EXCERPT PROVIDED:
-=-=-
The initial stages of the process were highly encouraging. I bypassed the standard application pile by doing direct outbound prospecting to the sales team leadership. The sales leaders were fantastic—very engaging, highly supportive, and genuinely interested in my background, mapping out exactly how my transferable skills would thrive in their team motion.
Unfortunately, the process falls apart entirely once you're handed over to human resources. The recruiter made the interview immediately awkward by failing to acknowledge the internal management referrals right from the beginning. It turns out the recruiter knew I had been referred but only admitted it when I brought it up myself, which completely derailed the natural flow of the conversation. Furthermore, while the recruiter framed the video as a "casual chat," the actual procedure was a stiff, standard Q&A. The recruiter clearly hadn't thoroughly reviewed my resume, nor understood why the sales team had selected my profile to begin with. Because of this lack of preparation, I was forced to awkwardly repeat the exact introduction script I had already polished and successfully used with sales leadership (covering my education, my transition from corporate compliance, why sales, and why this company).
To top it all off, the rejection process exposes a massive lack of professional decency and a complete disregard for a candidate's time. I received an email on a Friday evening, right at the end of the recruiter's work week, which contained this exact boilerplate paragraph:
“We typically don't provide feedback at this stage of the process, but please don't let this discourage you from applying again in the future as our team continues to grow.”
-=-=-
MATERIAL SUPPLIED:
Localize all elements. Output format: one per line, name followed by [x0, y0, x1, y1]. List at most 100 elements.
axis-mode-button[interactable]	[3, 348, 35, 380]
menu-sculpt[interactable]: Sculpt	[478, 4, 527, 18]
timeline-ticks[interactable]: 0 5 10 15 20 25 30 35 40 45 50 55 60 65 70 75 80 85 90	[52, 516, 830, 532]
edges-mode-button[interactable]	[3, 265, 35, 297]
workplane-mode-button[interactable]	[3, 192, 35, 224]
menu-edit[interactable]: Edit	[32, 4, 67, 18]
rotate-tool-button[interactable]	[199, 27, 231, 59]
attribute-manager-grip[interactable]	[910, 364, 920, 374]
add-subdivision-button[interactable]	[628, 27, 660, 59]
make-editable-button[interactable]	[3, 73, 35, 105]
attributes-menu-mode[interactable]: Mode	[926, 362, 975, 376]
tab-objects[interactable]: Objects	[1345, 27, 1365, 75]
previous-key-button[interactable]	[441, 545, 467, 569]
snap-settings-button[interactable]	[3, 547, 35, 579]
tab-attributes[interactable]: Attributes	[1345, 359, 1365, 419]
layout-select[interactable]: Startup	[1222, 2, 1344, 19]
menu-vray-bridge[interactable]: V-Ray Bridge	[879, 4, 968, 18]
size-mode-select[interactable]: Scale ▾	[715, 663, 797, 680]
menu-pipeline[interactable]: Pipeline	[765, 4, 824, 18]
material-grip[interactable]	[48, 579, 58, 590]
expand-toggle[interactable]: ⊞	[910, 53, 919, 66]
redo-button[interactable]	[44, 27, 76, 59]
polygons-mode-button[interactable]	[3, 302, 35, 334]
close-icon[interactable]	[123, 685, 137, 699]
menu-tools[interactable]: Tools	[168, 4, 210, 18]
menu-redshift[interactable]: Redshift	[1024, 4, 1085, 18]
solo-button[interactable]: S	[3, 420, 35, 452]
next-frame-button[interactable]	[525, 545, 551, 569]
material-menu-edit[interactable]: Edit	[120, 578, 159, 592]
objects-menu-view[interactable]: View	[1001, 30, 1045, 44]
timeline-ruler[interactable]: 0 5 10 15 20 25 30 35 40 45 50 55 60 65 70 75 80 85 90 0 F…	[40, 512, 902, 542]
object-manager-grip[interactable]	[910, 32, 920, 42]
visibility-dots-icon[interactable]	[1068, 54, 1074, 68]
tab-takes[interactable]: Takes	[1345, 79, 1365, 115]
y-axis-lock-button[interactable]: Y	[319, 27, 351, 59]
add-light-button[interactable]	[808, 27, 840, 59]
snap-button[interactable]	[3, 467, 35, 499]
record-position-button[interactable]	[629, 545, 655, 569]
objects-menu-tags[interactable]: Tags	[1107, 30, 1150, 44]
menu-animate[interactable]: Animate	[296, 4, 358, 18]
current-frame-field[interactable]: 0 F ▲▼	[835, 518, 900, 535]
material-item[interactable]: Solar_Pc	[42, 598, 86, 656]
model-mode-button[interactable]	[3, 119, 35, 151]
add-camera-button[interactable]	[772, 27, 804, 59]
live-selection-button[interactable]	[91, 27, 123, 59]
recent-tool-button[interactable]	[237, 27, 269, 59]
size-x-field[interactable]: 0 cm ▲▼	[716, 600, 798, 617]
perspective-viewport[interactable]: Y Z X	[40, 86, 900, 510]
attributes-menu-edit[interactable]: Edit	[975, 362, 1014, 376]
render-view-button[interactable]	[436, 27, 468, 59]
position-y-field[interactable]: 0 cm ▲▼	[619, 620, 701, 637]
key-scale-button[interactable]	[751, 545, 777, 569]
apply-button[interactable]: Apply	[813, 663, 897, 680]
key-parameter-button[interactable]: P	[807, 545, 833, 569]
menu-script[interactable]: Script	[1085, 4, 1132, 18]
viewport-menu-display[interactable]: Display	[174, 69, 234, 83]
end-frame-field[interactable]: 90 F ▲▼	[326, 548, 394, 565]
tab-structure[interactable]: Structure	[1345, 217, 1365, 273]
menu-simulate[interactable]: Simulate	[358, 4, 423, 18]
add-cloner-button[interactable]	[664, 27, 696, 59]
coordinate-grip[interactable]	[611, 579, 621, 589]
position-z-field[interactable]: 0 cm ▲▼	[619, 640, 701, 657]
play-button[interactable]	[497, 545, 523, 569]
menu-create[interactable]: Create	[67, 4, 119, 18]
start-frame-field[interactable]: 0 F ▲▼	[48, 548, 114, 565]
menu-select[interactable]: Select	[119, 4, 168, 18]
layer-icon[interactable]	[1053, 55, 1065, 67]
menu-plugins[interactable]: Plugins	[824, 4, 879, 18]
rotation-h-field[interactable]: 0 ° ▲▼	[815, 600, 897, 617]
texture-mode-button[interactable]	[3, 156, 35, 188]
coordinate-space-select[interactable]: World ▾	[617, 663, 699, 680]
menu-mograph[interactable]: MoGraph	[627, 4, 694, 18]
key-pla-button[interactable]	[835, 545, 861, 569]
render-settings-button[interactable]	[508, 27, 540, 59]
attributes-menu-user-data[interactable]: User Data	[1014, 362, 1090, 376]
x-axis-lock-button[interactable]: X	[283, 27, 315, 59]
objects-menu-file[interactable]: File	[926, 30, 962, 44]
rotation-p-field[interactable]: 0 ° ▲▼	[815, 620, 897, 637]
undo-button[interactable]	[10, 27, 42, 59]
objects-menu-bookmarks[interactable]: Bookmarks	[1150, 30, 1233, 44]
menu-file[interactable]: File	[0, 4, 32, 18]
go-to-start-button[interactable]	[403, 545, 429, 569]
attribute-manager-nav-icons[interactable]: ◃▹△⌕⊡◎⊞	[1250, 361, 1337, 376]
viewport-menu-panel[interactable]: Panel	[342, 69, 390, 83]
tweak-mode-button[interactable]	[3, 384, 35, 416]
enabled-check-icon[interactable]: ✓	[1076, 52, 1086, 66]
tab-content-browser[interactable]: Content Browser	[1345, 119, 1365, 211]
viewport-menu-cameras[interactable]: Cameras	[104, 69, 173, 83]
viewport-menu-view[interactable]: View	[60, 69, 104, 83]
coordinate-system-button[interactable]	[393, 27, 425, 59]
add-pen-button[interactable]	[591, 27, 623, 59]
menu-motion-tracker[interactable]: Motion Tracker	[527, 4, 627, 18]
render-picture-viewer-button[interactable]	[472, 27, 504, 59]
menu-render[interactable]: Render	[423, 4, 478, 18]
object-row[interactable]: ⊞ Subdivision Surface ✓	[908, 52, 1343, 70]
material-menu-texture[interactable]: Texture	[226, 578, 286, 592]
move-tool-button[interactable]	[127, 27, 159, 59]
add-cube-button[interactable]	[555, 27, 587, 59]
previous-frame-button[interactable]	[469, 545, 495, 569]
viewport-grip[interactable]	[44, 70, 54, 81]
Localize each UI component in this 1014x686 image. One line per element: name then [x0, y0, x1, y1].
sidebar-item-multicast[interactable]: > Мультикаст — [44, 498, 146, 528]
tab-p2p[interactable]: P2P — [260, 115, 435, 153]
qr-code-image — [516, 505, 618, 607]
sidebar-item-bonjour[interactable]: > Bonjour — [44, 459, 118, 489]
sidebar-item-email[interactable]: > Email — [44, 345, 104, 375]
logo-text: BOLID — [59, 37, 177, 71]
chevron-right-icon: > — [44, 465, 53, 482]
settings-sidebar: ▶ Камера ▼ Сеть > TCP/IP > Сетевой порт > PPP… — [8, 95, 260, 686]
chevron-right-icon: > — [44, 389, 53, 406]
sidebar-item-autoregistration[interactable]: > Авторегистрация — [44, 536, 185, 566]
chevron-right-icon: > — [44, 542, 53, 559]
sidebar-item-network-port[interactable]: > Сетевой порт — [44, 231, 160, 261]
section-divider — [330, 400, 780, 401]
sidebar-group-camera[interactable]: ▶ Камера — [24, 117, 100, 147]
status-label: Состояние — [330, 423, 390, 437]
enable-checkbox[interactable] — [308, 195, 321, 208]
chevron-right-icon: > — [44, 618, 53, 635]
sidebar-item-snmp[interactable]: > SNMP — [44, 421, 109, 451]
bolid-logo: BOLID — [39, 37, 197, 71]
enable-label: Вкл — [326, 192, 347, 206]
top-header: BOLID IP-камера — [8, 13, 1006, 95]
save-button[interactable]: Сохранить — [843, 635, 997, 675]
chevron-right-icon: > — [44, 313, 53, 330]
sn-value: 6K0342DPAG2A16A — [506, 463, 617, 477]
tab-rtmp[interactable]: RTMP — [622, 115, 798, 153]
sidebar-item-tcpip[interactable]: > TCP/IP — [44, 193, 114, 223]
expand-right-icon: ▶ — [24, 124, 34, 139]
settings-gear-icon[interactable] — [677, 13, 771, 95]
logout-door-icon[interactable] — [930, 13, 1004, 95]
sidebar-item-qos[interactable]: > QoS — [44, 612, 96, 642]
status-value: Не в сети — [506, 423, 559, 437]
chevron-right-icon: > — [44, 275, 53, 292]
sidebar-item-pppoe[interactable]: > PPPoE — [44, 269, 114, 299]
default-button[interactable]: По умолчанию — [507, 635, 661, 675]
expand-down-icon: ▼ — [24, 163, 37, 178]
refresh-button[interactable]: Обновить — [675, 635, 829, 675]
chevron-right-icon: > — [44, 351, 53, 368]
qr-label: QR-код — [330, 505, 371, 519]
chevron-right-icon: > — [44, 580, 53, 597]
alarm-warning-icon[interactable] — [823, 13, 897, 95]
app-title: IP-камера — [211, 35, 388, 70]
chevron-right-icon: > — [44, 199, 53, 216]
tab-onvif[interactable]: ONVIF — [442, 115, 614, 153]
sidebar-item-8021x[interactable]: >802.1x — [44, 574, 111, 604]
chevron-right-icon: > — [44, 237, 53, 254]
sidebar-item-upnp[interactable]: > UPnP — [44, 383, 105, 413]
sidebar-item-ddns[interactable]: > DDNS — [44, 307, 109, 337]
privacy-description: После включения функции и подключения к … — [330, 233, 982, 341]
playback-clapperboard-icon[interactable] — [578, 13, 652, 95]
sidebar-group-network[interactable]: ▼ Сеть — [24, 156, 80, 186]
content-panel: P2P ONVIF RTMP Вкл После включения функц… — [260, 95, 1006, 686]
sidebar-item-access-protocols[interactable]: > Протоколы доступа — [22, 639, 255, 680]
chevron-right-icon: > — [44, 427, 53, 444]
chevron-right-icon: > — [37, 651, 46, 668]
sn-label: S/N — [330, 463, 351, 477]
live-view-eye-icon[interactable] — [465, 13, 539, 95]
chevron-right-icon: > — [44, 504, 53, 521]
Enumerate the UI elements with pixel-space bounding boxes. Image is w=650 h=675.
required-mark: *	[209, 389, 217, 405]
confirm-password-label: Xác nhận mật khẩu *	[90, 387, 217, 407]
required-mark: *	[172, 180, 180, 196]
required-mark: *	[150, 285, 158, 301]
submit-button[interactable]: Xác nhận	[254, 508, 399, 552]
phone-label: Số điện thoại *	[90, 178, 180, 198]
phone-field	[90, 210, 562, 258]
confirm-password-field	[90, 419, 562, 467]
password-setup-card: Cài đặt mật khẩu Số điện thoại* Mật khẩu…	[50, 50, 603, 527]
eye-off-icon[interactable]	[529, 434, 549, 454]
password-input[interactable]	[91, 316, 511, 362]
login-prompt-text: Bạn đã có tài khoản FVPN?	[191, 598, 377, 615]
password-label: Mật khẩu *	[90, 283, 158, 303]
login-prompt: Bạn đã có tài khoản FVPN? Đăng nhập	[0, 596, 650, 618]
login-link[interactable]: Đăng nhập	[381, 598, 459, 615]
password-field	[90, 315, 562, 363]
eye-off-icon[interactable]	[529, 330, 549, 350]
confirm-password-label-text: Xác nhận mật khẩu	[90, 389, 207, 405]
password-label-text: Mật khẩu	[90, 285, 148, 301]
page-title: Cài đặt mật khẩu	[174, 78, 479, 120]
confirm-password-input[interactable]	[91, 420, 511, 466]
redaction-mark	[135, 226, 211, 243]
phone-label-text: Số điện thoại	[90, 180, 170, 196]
-=-=-
EXERCISE INSTRUCTIONS:
a) Reproduce, word for word, the passage of the hiring-process account from "The initial stages" to "their team motion.".
b) Resume the account of the job interview process from the point where it stops.

SOLVED PROBLEMS:
a)
The initial stages of the process were highly encouraging. I bypassed the standard application pile by doing direct outbound prospecting to the sales team leadership. The sales leaders were fantastic—very engaging, highly supportive, and genuinely interested in my background, mapping out exactly how my transferable skills would thrive in their team motion.

b)
This makes absolutely no sense. To go through a rigorous, self-driven outreach process, successfully get the buy-in of sales leadership, run a deep-dive conversation to align your value with the team's needs, and then get brick-walled by an unprepared recruiter who refuses to offer a single data point of constructive feedback. Dropping a generic automated rejection on a Friday evening feels like a move to clear an inbox before shutting down a laptop, completely ruining a candidate's weekend and eliminating any real chance for a prompt professional follow-up. The recruiting team here completely lacks the strategic agility and relationship-driven mindset required for sales hiring.
Advice to Management: Bridge the communication gap between sales leadership and human resources. When sales managers explicitly fast-track a candidate because they value their grit and industry-specific background, the recruiting team shouldn't be brick-walling them based on an arbitrary HR checklist. If you are going to tell rejected candidates to keep an eye on future roles, show them the basic courtesy of actual feedback, and stop using Friday evening automated dumps to protect your own inbox at the expense of candidate experience.